** Start of Stored rows **

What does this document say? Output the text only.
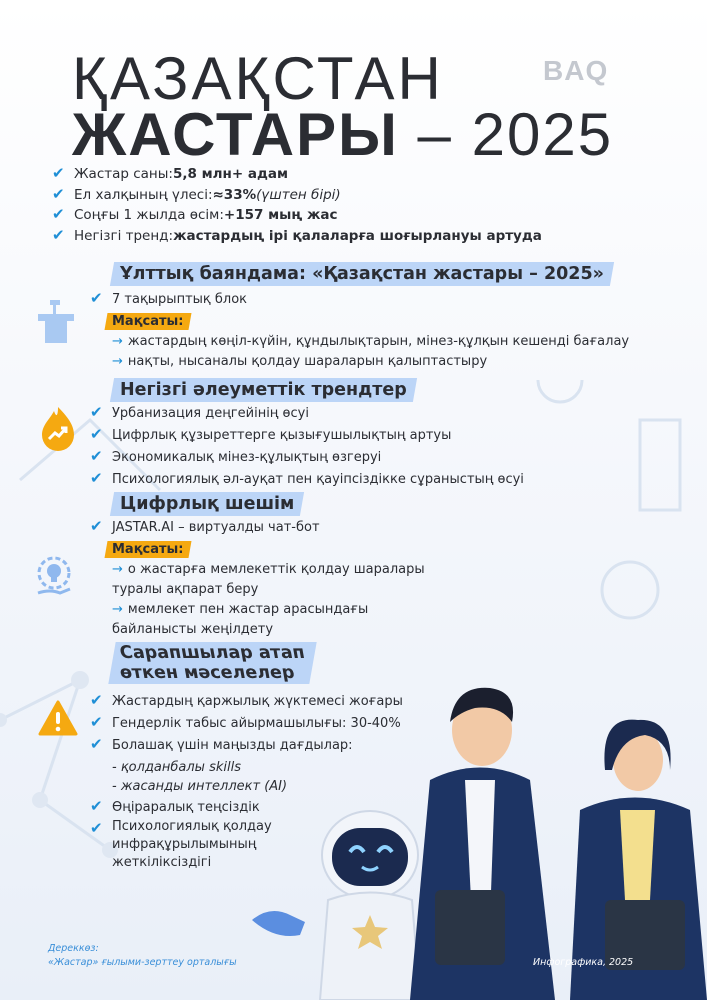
ҚАЗАҚСТАН
ЖАСТАРЫ – 2025
BAQ
✔ Жастар саны: 5,8 млн+ адам
✔ Ел халқының үлесі: ≈33% (үштен бірі)
✔ Соңғы 1 жылда өсім: +157 мың жас
✔ Негізгі тренд: жастардың ірі қалаларға шоғырлануы артуда
Ұлттық баяндама: «Қазақстан жастары – 2025»
✔ 7 тақырыптық блок
Мақсаты:
→ жастардың көңіл-күйін, құндылықтарын, мінез-құлқын кешенді бағалау
→ нақты, нысаналы қолдау шараларын қалыптастыру
Негізгі әлеуметтік трендтер
✔ Урбанизация деңгейінің өсуі
✔ Цифрлық құзыреттерге қызығушылықтың артуы
✔ Экономикалық мінез-құлықтың өзгеруі
✔ Психологиялық әл-ауқат пен қауіпсіздікке сұраныстың өсуі
Цифрлық шешім
✔ JASTAR.AI – виртуалды чат-бот
Мақсаты:
→ о жастарға мемлекеттік қолдау шаралары
туралы ақпарат беру
→ мемлекет пен жастар арасындағы
байланысты жеңілдету
Сарапшылар атап
өткен мәселелер
✔ Жастардың қаржылық жүктемесі жоғары
✔ Гендерлік табыс айырмашылығы: 30-40%
✔ Болашақ үшін маңызды дағдылар:
- қолданбалы skills
- жасанды интеллект (AI)
✔ Өңіраралық теңсіздік
✔ Психологиялық қолдау
инфрақұрылымының
жеткіліксіздігі
Дереккөз:
«Жастар» ғылыми-зерттеу орталығы	Инфографика, 2025
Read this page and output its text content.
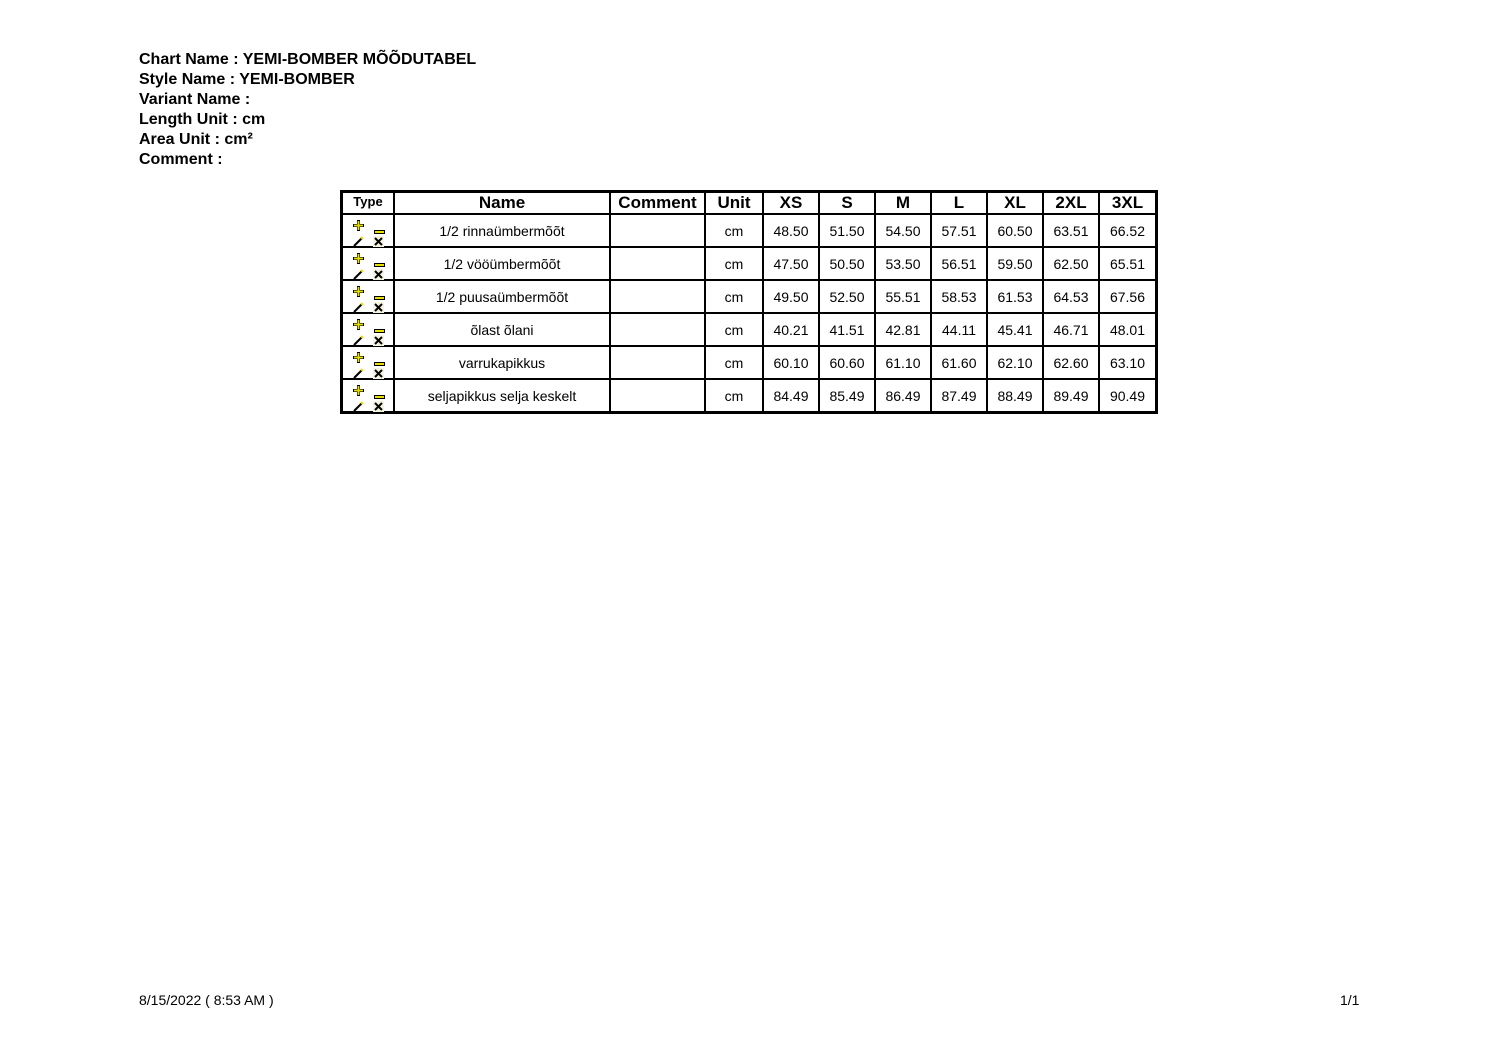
Chart Name : YEMI-BOMBER MÕÕDUTABEL
Style Name : YEMI-BOMBER
Variant Name :
Length Unit : cm
Area Unit : cm²
Comment :
Type	Name	Comment	Unit	XS	S	M	L	XL	2XL	3XL

	1/2 rinnaümbermõõt		cm	48.50	51.50	54.50	57.51	60.50	63.51	66.52

	1/2 vööümbermõõt		cm	47.50	50.50	53.50	56.51	59.50	62.50	65.51

	1/2 puusaümbermõõt		cm	49.50	52.50	55.51	58.53	61.53	64.53	67.56

	õlast õlani		cm	40.21	41.51	42.81	44.11	45.41	46.71	48.01

	varrukapikkus		cm	60.10	60.60	61.10	61.60	62.10	62.60	63.10

	seljapikkus selja keskelt		cm	84.49	85.49	86.49	87.49	88.49	89.49	90.49
8/15/2022 ( 8:53 AM )	1/1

** End of Stored rows **

Your instructions:
Identify each line holding the string "мінез", and copy it out.

Finished exercise:
→ жастардың көңіл-күйін, құндылықтарын, мінез-құлқын кешенді бағалау
✔ Экономикалық мінез-құлықтың өзгеруі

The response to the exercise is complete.